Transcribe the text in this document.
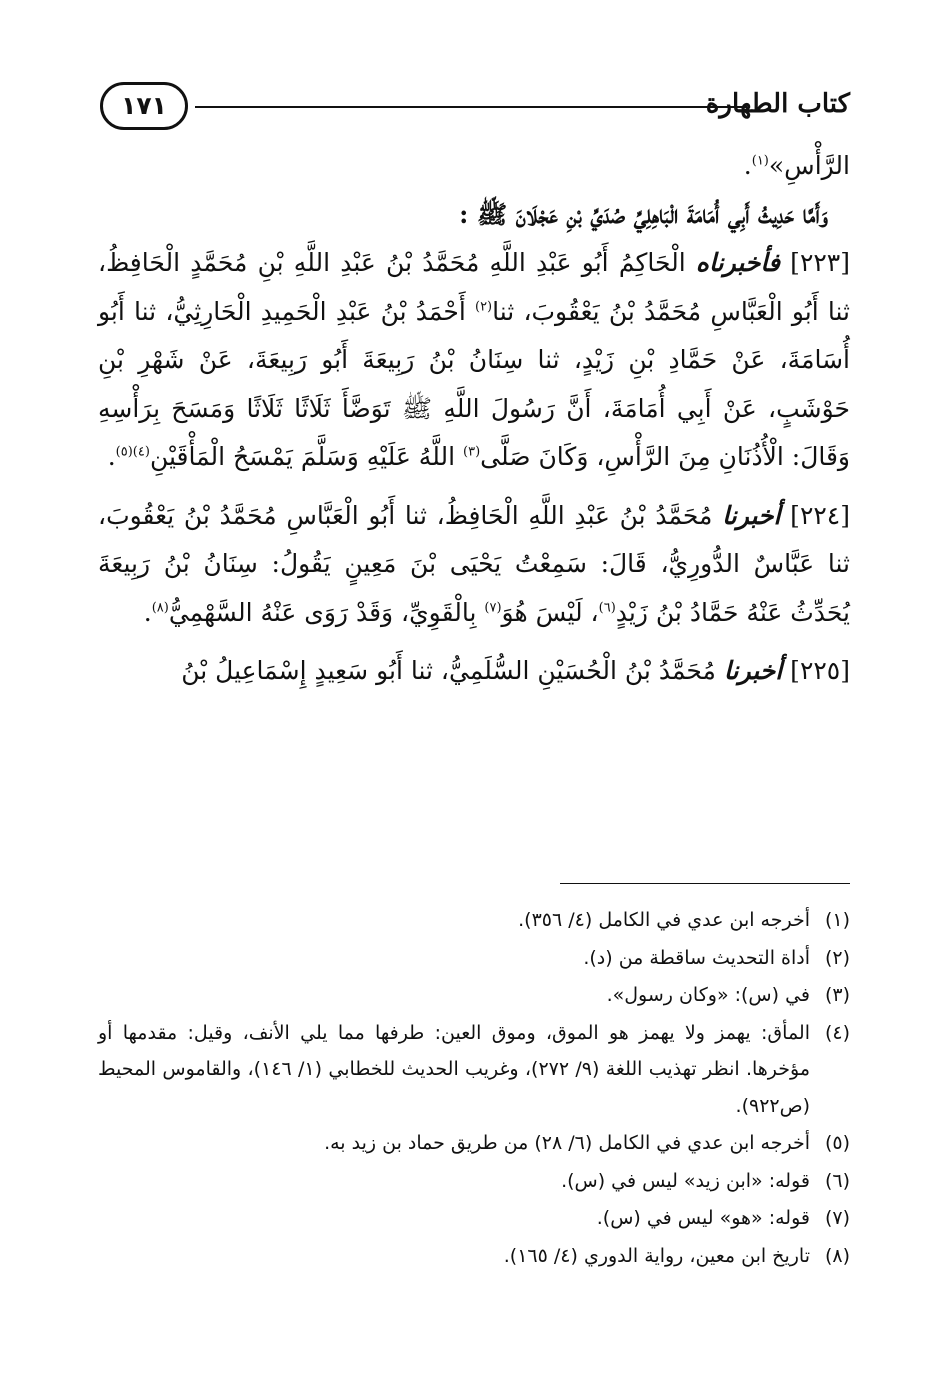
كتاب الطهارة
١٧١

الرَّأْسِ»$^{(١)}$.

وَأَمَّا حَدِيثُ أَبِي أُمَامَةَ الْبَاهِلِيِّ صُدَيِّ بْنِ عَجْلَانَ ﷺ :

[٢٢٣] فأخبرناه الْحَاكِمُ أَبُو عَبْدِ اللَّهِ مُحَمَّدُ بْنُ عَبْدِ اللَّهِ بْنِ مُحَمَّدٍ الْحَافِظُ، ثنا أَبُو الْعَبَّاسِ مُحَمَّدُ بْنُ يَعْقُوبَ، ثنا$^{(٢)}$ أَحْمَدُ بْنُ عَبْدِ الْحَمِيدِ الْحَارِثِيُّ، ثنا أَبُو أُسَامَةَ، عَنْ حَمَّادِ بْنِ زَيْدٍ، ثنا سِنَانُ بْنُ رَبِيعَةَ أَبُو رَبِيعَةَ، عَنْ شَهْرِ بْنِ حَوْشَبٍ، عَنْ أَبِي أُمَامَةَ، أَنَّ رَسُولَ اللَّهِ ﷺ تَوَضَّأَ ثَلَاثًا ثَلَاثًا وَمَسَحَ بِرَأْسِهِ وَقَالَ: الْأُذُنَانِ مِنَ الرَّأْسِ، وَكَانَ صَلَّى$^{(٣)}$ اللَّهُ عَلَيْهِ وَسَلَّمَ يَمْسَحُ الْمَأْقَيْنِ$^{(٤)(٥)}$.

[٢٢٤] أخبرنا مُحَمَّدُ بْنُ عَبْدِ اللَّهِ الْحَافِظُ، ثنا أَبُو الْعَبَّاسِ مُحَمَّدُ بْنُ يَعْقُوبَ، ثنا عَبَّاسٌ الدُّورِيُّ، قَالَ: سَمِعْتُ يَحْيَى بْنَ مَعِينٍ يَقُولُ: سِنَانُ بْنُ رَبِيعَةَ يُحَدِّثُ عَنْهُ حَمَّادُ بْنُ زَيْدٍ$^{(٦)}$، لَيْسَ هُوَ$^{(٧)}$ بِالْقَوِيِّ، وَقَدْ رَوَى عَنْهُ السَّهْمِيُّ$^{(٨)}$.

[٢٢٥] أخبرنا مُحَمَّدُ بْنُ الْحُسَيْنِ السُّلَمِيُّ، ثنا أَبُو سَعِيدٍ إِسْمَاعِيلُ بْنُ

(١)
أخرجه ابن عدي في الكامل (٤/ ٣٥٦).
(٢)
أداة التحديث ساقطة من (د).
(٣)
في (س): «وكان رسول».
(٤)
المأق: يهمز ولا يهمز هو الموق، وموق العين: طرفها مما يلي الأنف، وقيل: مقدمها أو مؤخرها. انظر تهذيب اللغة (٩/ ٢٧٢)، وغريب الحديث للخطابي (١/ ١٤٦)، والقاموس المحيط (ص٩٢٢).
(٥)
أخرجه ابن عدي في الكامل (٦/ ٢٨) من طريق حماد بن زيد به.
(٦)
قوله: «ابن زيد» ليس في (س).
(٧)
قوله: «هو» ليس في (س).
(٨)
تاريخ ابن معين، رواية الدوري (٤/ ١٦٥).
---
Copy out each line of the data where the string "أخرجه" appears.

Written reply.
أخرجه ابن عدي في الكامل (٤/ ٣٥٦).
أخرجه ابن عدي في الكامل (٦/ ٢٨) من طريق حماد بن زيد به.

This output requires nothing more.